>> begin

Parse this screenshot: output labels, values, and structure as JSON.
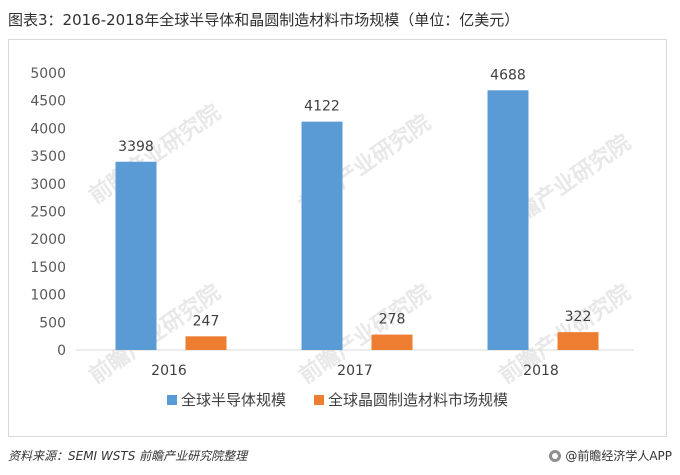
{
  "title": "图表3：2016-2018年全球半导体和晶圆制造材料市场规模（单位：亿美元）",
  "watermark_text": "前瞻产业研究院",
  "chart_data": {
    "type": "bar",
    "categories": [
      "2016",
      "2017",
      "2018"
    ],
    "series": [
      {
        "name": "全球半导体规模",
        "values": [
          3398,
          4122,
          4688
        ],
        "color": "#5b9bd5"
      },
      {
        "name": "全球晶圆制造材料市场规模",
        "values": [
          247,
          278,
          322
        ],
        "color": "#ed7d31"
      }
    ],
    "ylim": [
      0,
      5000
    ],
    "yticks": [
      0,
      500,
      1000,
      1500,
      2000,
      2500,
      3000,
      3500,
      4000,
      4500,
      5000
    ],
    "legend_position": "bottom",
    "grid": false
  },
  "footer": {
    "source": "资料来源：SEMI WSTS 前瞻产业研究院整理",
    "brand": "@前瞻经济学人APP"
  }
}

>> end

■ Task statement
Restate each entry word for word, please, but drop any images it holds.

■ Finished exercise
Parse this screenshot: output labels, values, and structure as JSON.
{
  "title": "图表3：2016-2018年全球半导体和晶圆制造材料市场规模（单位：亿美元）",
  "watermark_text": "前瞻产业研究院",
  "chart_data": {
    "type": "bar",
    "categories": [
      "2016",
      "2017",
      "2018"
    ],
    "series": [
      {
        "name": "全球半导体规模",
        "values": [
          3398,
          4122,
          4688
        ],
        "color": "#5b9bd5"
      },
      {
        "name": "全球晶圆制造材料市场规模",
        "values": [
          247,
          278,
          322
        ],
        "color": "#ed7d31"
      }
    ],
    "ylim": [
      0,
      5000
    ],
    "yticks": [
      0,
      500,
      1000,
      1500,
      2000,
      2500,
      3000,
      3500,
      4000,
      4500,
      5000
    ],
    "legend_position": "bottom",
    "grid": false
  },
  "footer": {
    "source": "资料来源：SEMI WSTS 前瞻产业研究院整理",
    "brand": "@前瞻经济学人APP"
  }
}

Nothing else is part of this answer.